> Required task: Rewrite every line of the records below as a JSON list of strings, one string per line, with blank lines omitted.
----
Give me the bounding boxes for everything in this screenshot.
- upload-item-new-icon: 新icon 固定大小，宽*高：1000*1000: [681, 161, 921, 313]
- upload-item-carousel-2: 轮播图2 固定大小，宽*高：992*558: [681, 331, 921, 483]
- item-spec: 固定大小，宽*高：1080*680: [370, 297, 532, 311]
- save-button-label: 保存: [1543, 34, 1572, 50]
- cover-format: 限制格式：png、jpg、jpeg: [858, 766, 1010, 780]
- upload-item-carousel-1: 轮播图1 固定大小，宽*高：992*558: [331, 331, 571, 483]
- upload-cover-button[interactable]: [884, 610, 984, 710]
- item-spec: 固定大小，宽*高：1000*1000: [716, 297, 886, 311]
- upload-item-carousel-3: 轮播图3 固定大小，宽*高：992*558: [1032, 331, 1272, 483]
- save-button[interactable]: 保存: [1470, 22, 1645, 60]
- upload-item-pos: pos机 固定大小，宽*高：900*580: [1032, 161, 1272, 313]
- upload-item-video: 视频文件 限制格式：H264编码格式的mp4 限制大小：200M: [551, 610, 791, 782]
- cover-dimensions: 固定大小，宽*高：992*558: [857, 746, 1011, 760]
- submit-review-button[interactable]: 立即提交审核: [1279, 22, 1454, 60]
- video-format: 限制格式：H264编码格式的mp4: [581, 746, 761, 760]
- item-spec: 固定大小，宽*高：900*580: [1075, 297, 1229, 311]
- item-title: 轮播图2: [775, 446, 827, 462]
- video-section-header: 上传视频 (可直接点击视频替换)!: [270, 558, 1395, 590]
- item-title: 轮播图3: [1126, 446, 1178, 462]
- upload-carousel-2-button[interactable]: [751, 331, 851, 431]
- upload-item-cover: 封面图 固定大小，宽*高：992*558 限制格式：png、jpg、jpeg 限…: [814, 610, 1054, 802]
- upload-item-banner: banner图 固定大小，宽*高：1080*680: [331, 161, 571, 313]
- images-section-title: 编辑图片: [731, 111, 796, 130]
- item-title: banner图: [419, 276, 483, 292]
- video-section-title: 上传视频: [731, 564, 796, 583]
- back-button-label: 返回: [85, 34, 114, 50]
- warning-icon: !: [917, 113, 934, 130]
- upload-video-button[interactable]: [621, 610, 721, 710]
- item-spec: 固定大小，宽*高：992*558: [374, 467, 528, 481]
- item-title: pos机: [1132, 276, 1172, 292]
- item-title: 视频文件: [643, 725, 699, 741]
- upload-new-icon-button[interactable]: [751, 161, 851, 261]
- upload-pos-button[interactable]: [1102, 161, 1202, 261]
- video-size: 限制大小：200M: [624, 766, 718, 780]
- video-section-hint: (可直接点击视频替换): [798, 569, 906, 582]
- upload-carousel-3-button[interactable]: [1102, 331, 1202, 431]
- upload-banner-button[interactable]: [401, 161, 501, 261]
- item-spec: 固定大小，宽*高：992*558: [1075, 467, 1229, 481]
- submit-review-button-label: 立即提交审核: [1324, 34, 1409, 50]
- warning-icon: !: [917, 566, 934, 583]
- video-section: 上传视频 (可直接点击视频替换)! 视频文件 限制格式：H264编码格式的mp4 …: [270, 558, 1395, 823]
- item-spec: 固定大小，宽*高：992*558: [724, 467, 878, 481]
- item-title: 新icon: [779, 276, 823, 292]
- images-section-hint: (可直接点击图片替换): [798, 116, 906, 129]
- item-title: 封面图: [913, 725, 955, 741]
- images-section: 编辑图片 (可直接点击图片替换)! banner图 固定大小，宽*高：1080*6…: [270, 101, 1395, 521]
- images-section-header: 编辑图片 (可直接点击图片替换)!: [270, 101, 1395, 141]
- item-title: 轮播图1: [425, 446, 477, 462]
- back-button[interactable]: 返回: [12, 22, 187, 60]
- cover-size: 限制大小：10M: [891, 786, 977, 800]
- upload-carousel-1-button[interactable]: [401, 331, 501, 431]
----
> Answer to the exercise:
[
  "Give me the bounding boxes for everything in this screenshot.",
  "- upload-item-new-icon: 新icon 固定大小，宽*高：1000*1000: [681, 161, 921, 313]",
  "- upload-item-carousel-2: 轮播图2 固定大小，宽*高：992*558: [681, 331, 921, 483]",
  "- item-spec: 固定大小，宽*高：1080*680: [370, 297, 532, 311]",
  "- save-button-label: 保存: [1543, 34, 1572, 50]",
  "- cover-format: 限制格式：png、jpg、jpeg: [858, 766, 1010, 780]",
  "- upload-item-carousel-1: 轮播图1 固定大小，宽*高：992*558: [331, 331, 571, 483]",
  "- upload-cover-button[interactable]: [884, 610, 984, 710]",
  "- item-spec: 固定大小，宽*高：1000*1000: [716, 297, 886, 311]",
  "- upload-item-carousel-3: 轮播图3 固定大小，宽*高：992*558: [1032, 331, 1272, 483]",
  "- save-button[interactable]: 保存: [1470, 22, 1645, 60]",
  "- upload-item-pos: pos机 固定大小，宽*高：900*580: [1032, 161, 1272, 313]",
  "- upload-item-video: 视频文件 限制格式：H264编码格式的mp4 限制大小：200M: [551, 610, 791, 782]",
  "- cover-dimensions: 固定大小，宽*高：992*558: [857, 746, 1011, 760]",
  "- submit-review-button[interactable]: 立即提交审核: [1279, 22, 1454, 60]",
  "- video-format: 限制格式：H264编码格式的mp4: [581, 746, 761, 760]",
  "- item-spec: 固定大小，宽*高：900*580: [1075, 297, 1229, 311]",
  "- item-title: 轮播图2: [775, 446, 827, 462]",
  "- video-section-header: 上传视频 (可直接点击视频替换)!: [270, 558, 1395, 590]",
  "- item-title: 轮播图3: [1126, 446, 1178, 462]",
  "- upload-carousel-2-button[interactable]: [751, 331, 851, 431]",
  "- upload-item-cover: 封面图 固定大小，宽*高：992*558 限制格式：png、jpg、jpeg 限…: [814, 610, 1054, 802]",
  "- upload-item-banner: banner图 固定大小，宽*高：1080*680: [331, 161, 571, 313]",
  "- images-section-title: 编辑图片: [731, 111, 796, 130]",
  "- item-title: banner图: [419, 276, 483, 292]",
  "- video-section-title: 上传视频: [731, 564, 796, 583]",
  "- back-button-label: 返回: [85, 34, 114, 50]",
  "- warning-icon: !: [917, 113, 934, 130]",
  "- upload-video-button[interactable]: [621, 610, 721, 710]",
  "- item-spec: 固定大小，宽*高：992*558: [374, 467, 528, 481]",
  "- item-title: pos机: [1132, 276, 1172, 292]",
  "- item-title: 视频文件: [643, 725, 699, 741]",
  "- upload-new-icon-button[interactable]: [751, 161, 851, 261]",
  "- upload-pos-button[interactable]: [1102, 161, 1202, 261]",
  "- video-size: 限制大小：200M: [624, 766, 718, 780]",
  "- video-section-hint: (可直接点击视频替换): [798, 569, 906, 582]",
  "- upload-carousel-3-button[interactable]: [1102, 331, 1202, 431]",
  "- upload-banner-button[interactable]: [401, 161, 501, 261]",
  "- item-spec: 固定大小，宽*高：992*558: [1075, 467, 1229, 481]",
  "- submit-review-button-label: 立即提交审核: [1324, 34, 1409, 50]",
  "- warning-icon: !: [917, 566, 934, 583]",
  "- video-section: 上传视频 (可直接点击视频替换)! 视频文件 限制格式：H264编码格式的mp4 …: [270, 558, 1395, 823]",
  "- item-spec: 固定大小，宽*高：992*558: [724, 467, 878, 481]",
  "- item-title: 新icon: [779, 276, 823, 292]",
  "- images-section-hint: (可直接点击图片替换): [798, 116, 906, 129]",
  "- item-title: 封面图: [913, 725, 955, 741]",
  "- images-section: 编辑图片 (可直接点击图片替换)! banner图 固定大小，宽*高：1080*6…: [270, 101, 1395, 521]",
  "- images-section-header: 编辑图片 (可直接点击图片替换)!: [270, 101, 1395, 141]",
  "- item-title: 轮播图1: [425, 446, 477, 462]",
  "- back-button[interactable]: 返回: [12, 22, 187, 60]",
  "- cover-size: 限制大小：10M: [891, 786, 977, 800]",
  "- upload-carousel-1-button[interactable]: [401, 331, 501, 431]"
]